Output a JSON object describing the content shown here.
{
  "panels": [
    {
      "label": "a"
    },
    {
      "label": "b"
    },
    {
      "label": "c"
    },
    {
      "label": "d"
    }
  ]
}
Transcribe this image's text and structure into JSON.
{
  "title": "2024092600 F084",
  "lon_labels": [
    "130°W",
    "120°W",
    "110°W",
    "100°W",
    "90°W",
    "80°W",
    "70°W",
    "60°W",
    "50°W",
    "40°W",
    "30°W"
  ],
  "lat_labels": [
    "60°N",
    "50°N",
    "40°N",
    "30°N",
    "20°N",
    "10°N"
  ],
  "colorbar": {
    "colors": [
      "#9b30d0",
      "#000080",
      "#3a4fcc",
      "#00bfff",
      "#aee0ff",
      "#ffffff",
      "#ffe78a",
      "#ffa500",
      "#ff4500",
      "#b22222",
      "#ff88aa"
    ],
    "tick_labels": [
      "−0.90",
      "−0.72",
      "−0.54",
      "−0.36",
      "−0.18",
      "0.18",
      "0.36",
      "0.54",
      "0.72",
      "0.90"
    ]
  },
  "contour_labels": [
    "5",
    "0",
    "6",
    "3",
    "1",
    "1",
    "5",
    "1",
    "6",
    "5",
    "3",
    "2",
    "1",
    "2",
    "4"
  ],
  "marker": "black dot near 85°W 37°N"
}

========================

[Directive]
Quote the whole listing above, leaving nothing out.

[Response]
Output a JSON object describing the content shown here.
{
  "panels": [
    {
      "label": "a"
    },
    {
      "label": "b"
    },
    {
      "label": "c"
    },
    {
      "label": "d"
    }
  ]
}
Transcribe this image's text and structure into JSON.
{
  "title": "2024092600 F084",
  "lon_labels": [
    "130°W",
    "120°W",
    "110°W",
    "100°W",
    "90°W",
    "80°W",
    "70°W",
    "60°W",
    "50°W",
    "40°W",
    "30°W"
  ],
  "lat_labels": [
    "60°N",
    "50°N",
    "40°N",
    "30°N",
    "20°N",
    "10°N"
  ],
  "colorbar": {
    "colors": [
      "#9b30d0",
      "#000080",
      "#3a4fcc",
      "#00bfff",
      "#aee0ff",
      "#ffffff",
      "#ffe78a",
      "#ffa500",
      "#ff4500",
      "#b22222",
      "#ff88aa"
    ],
    "tick_labels": [
      "−0.90",
      "−0.72",
      "−0.54",
      "−0.36",
      "−0.18",
      "0.18",
      "0.36",
      "0.54",
      "0.72",
      "0.90"
    ]
  },
  "contour_labels": [
    "5",
    "0",
    "6",
    "3",
    "1",
    "1",
    "5",
    "1",
    "6",
    "5",
    "3",
    "2",
    "1",
    "2",
    "4"
  ],
  "marker": "black dot near 85°W 37°N"
}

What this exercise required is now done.